* [Directions for this task]: Every line that contains the word "term" should be copied out.

+++ Task input +++

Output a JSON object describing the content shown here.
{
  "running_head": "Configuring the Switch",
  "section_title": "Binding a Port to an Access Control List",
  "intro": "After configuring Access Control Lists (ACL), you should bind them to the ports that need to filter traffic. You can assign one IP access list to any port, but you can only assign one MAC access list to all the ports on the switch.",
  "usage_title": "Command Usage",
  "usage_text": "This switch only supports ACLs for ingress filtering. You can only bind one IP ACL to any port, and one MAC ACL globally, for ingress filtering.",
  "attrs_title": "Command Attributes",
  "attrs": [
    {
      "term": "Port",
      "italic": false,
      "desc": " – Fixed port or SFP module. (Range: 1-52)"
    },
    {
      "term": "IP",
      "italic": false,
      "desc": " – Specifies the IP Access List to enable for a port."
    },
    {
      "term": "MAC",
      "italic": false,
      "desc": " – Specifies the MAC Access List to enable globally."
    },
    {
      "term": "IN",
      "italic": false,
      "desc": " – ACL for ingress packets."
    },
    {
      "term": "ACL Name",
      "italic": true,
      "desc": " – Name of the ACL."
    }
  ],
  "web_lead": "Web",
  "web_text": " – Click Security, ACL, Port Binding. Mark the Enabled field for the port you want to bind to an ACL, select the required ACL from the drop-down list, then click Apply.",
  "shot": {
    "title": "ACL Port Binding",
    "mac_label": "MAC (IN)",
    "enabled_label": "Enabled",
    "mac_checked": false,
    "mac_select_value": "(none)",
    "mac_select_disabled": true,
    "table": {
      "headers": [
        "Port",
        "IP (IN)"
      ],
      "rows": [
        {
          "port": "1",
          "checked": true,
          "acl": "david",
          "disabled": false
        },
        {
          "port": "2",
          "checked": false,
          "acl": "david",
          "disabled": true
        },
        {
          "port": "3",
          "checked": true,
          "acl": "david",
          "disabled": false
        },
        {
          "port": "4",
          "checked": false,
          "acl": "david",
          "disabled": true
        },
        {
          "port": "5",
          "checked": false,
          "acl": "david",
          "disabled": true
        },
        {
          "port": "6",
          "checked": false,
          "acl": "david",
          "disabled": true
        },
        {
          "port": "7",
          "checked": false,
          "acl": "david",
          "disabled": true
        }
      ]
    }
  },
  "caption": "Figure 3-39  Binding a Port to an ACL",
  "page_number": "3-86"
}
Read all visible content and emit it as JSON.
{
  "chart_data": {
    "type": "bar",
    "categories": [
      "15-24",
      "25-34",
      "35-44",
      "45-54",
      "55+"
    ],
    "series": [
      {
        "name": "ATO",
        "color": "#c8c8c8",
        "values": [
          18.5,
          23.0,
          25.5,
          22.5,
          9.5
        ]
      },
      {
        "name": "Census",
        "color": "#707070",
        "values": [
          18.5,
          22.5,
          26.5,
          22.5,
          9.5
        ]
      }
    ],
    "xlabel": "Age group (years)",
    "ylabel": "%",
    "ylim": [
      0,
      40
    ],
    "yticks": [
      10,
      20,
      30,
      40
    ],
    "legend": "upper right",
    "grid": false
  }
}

+++

* [Result of the exercise]:
      "term": "Port",
      "term": "IP",
      "term": "MAC",
      "term": "IN",
      "term": "ACL Name",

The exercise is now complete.